▶ [Stated task]: Copy out the data below verbatim.

▶ [Data lines]:
:::

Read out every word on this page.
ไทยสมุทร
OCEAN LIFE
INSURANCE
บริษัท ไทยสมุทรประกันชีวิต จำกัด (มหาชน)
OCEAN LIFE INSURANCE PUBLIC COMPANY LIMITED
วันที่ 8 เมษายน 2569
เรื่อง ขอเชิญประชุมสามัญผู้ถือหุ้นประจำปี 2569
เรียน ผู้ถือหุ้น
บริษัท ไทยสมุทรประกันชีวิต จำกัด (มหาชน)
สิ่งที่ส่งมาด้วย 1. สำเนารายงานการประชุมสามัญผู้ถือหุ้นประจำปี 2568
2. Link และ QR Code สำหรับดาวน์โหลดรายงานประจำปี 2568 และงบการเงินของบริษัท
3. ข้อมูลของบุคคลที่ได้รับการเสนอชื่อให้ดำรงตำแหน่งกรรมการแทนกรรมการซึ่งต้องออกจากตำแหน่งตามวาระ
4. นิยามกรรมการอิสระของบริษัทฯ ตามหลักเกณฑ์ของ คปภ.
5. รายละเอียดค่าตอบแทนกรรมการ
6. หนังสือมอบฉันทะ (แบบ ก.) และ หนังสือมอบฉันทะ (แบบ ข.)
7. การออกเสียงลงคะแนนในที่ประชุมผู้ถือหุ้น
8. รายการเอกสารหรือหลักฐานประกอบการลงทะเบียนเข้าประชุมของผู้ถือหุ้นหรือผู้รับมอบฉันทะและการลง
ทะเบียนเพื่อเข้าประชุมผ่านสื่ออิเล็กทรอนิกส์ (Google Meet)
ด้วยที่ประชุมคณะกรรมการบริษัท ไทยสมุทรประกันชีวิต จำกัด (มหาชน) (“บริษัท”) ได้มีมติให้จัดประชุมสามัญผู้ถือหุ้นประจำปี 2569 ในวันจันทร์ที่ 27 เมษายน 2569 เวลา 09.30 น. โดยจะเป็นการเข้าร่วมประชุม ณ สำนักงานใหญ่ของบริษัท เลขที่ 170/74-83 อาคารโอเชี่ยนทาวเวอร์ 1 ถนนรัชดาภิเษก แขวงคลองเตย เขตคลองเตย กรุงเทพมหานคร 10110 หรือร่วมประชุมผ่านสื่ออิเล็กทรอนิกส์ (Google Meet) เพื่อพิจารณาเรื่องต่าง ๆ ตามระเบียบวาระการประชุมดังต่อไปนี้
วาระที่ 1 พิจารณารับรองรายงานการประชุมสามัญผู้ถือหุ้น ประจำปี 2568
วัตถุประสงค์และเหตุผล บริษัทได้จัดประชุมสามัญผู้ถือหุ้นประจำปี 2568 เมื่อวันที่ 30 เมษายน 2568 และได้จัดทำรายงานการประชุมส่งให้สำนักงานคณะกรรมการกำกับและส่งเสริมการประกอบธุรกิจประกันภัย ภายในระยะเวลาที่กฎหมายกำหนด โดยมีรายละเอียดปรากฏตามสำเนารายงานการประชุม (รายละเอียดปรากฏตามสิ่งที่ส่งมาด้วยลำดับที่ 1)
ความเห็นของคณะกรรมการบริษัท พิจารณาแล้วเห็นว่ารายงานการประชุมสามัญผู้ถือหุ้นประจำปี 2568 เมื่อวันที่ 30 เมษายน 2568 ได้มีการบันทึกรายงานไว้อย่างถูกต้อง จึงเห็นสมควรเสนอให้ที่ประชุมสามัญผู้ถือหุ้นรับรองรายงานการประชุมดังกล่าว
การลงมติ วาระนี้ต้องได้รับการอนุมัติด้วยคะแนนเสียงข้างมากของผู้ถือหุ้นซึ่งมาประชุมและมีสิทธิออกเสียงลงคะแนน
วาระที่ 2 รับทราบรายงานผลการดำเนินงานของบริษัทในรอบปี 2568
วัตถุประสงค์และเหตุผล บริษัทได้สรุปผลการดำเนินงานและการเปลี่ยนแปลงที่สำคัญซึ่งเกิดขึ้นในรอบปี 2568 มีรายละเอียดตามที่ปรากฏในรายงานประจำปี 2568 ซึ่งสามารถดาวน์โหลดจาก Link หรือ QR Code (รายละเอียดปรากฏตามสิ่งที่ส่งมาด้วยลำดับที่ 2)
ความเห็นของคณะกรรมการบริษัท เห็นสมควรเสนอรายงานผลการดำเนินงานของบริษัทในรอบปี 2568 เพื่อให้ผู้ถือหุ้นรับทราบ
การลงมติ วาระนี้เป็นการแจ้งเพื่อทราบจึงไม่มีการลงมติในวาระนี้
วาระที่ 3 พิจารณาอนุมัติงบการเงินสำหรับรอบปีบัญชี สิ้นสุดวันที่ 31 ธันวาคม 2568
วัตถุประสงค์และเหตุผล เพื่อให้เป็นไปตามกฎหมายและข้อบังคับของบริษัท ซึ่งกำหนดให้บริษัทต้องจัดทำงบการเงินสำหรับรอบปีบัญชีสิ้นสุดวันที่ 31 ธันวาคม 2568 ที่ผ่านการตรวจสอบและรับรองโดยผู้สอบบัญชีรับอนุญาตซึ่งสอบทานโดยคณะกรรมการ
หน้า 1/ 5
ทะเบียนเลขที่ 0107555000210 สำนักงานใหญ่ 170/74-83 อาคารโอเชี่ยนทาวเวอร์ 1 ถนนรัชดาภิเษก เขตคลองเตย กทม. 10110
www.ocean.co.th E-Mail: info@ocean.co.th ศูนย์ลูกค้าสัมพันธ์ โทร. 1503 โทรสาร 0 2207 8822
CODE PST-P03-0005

:::

▶ [Completed exercise]:
Read out every word on this page.
ไทยสมุทร
OCEAN LIFE
INSURANCE
บริษัท ไทยสมุทรประกันชีวิต จำกัด (มหาชน)
OCEAN LIFE INSURANCE PUBLIC COMPANY LIMITED
วันที่ 8 เมษายน 2569
เรื่อง ขอเชิญประชุมสามัญผู้ถือหุ้นประจำปี 2569
เรียน ผู้ถือหุ้น
บริษัท ไทยสมุทรประกันชีวิต จำกัด (มหาชน)
สิ่งที่ส่งมาด้วย 1. สำเนารายงานการประชุมสามัญผู้ถือหุ้นประจำปี 2568
2. Link และ QR Code สำหรับดาวน์โหลดรายงานประจำปี 2568 และงบการเงินของบริษัท
3. ข้อมูลของบุคคลที่ได้รับการเสนอชื่อให้ดำรงตำแหน่งกรรมการแทนกรรมการซึ่งต้องออกจากตำแหน่งตามวาระ
4. นิยามกรรมการอิสระของบริษัทฯ ตามหลักเกณฑ์ของ คปภ.
5. รายละเอียดค่าตอบแทนกรรมการ
6. หนังสือมอบฉันทะ (แบบ ก.) และ หนังสือมอบฉันทะ (แบบ ข.)
7. การออกเสียงลงคะแนนในที่ประชุมผู้ถือหุ้น
8. รายการเอกสารหรือหลักฐานประกอบการลงทะเบียนเข้าประชุมของผู้ถือหุ้นหรือผู้รับมอบฉันทะและการลง
ทะเบียนเพื่อเข้าประชุมผ่านสื่ออิเล็กทรอนิกส์ (Google Meet)
ด้วยที่ประชุมคณะกรรมการบริษัท ไทยสมุทรประกันชีวิต จำกัด (มหาชน) (“บริษัท”) ได้มีมติให้จัดประชุมสามัญผู้ถือหุ้นประจำปี 2569 ในวันจันทร์ที่ 27 เมษายน 2569 เวลา 09.30 น. โดยจะเป็นการเข้าร่วมประชุม ณ สำนักงานใหญ่ของบริษัท เลขที่ 170/74-83 อาคารโอเชี่ยนทาวเวอร์ 1 ถนนรัชดาภิเษก แขวงคลองเตย เขตคลองเตย กรุงเทพมหานคร 10110 หรือร่วมประชุมผ่านสื่ออิเล็กทรอนิกส์ (Google Meet) เพื่อพิจารณาเรื่องต่าง ๆ ตามระเบียบวาระการประชุมดังต่อไปนี้
วาระที่ 1 พิจารณารับรองรายงานการประชุมสามัญผู้ถือหุ้น ประจำปี 2568
วัตถุประสงค์และเหตุผล บริษัทได้จัดประชุมสามัญผู้ถือหุ้นประจำปี 2568 เมื่อวันที่ 30 เมษายน 2568 และได้จัดทำรายงานการประชุมส่งให้สำนักงานคณะกรรมการกำกับและส่งเสริมการประกอบธุรกิจประกันภัย ภายในระยะเวลาที่กฎหมายกำหนด โดยมีรายละเอียดปรากฏตามสำเนารายงานการประชุม (รายละเอียดปรากฏตามสิ่งที่ส่งมาด้วยลำดับที่ 1)
ความเห็นของคณะกรรมการบริษัท พิจารณาแล้วเห็นว่ารายงานการประชุมสามัญผู้ถือหุ้นประจำปี 2568 เมื่อวันที่ 30 เมษายน 2568 ได้มีการบันทึกรายงานไว้อย่างถูกต้อง จึงเห็นสมควรเสนอให้ที่ประชุมสามัญผู้ถือหุ้นรับรองรายงานการประชุมดังกล่าว
การลงมติ วาระนี้ต้องได้รับการอนุมัติด้วยคะแนนเสียงข้างมากของผู้ถือหุ้นซึ่งมาประชุมและมีสิทธิออกเสียงลงคะแนน
วาระที่ 2 รับทราบรายงานผลการดำเนินงานของบริษัทในรอบปี 2568
วัตถุประสงค์และเหตุผล บริษัทได้สรุปผลการดำเนินงานและการเปลี่ยนแปลงที่สำคัญซึ่งเกิดขึ้นในรอบปี 2568 มีรายละเอียดตามที่ปรากฏในรายงานประจำปี 2568 ซึ่งสามารถดาวน์โหลดจาก Link หรือ QR Code (รายละเอียดปรากฏตามสิ่งที่ส่งมาด้วยลำดับที่ 2)
ความเห็นของคณะกรรมการบริษัท เห็นสมควรเสนอรายงานผลการดำเนินงานของบริษัทในรอบปี 2568 เพื่อให้ผู้ถือหุ้นรับทราบ
การลงมติ วาระนี้เป็นการแจ้งเพื่อทราบจึงไม่มีการลงมติในวาระนี้
วาระที่ 3 พิจารณาอนุมัติงบการเงินสำหรับรอบปีบัญชี สิ้นสุดวันที่ 31 ธันวาคม 2568
วัตถุประสงค์และเหตุผล เพื่อให้เป็นไปตามกฎหมายและข้อบังคับของบริษัท ซึ่งกำหนดให้บริษัทต้องจัดทำงบการเงินสำหรับรอบปีบัญชีสิ้นสุดวันที่ 31 ธันวาคม 2568 ที่ผ่านการตรวจสอบและรับรองโดยผู้สอบบัญชีรับอนุญาตซึ่งสอบทานโดยคณะกรรมการ
หน้า 1/ 5
ทะเบียนเลขที่ 0107555000210 สำนักงานใหญ่ 170/74-83 อาคารโอเชี่ยนทาวเวอร์ 1 ถนนรัชดาภิเษก เขตคลองเตย กทม. 10110
www.ocean.co.th E-Mail: info@ocean.co.th ศูนย์ลูกค้าสัมพันธ์ โทร. 1503 โทรสาร 0 2207 8822
CODE PST-P03-0005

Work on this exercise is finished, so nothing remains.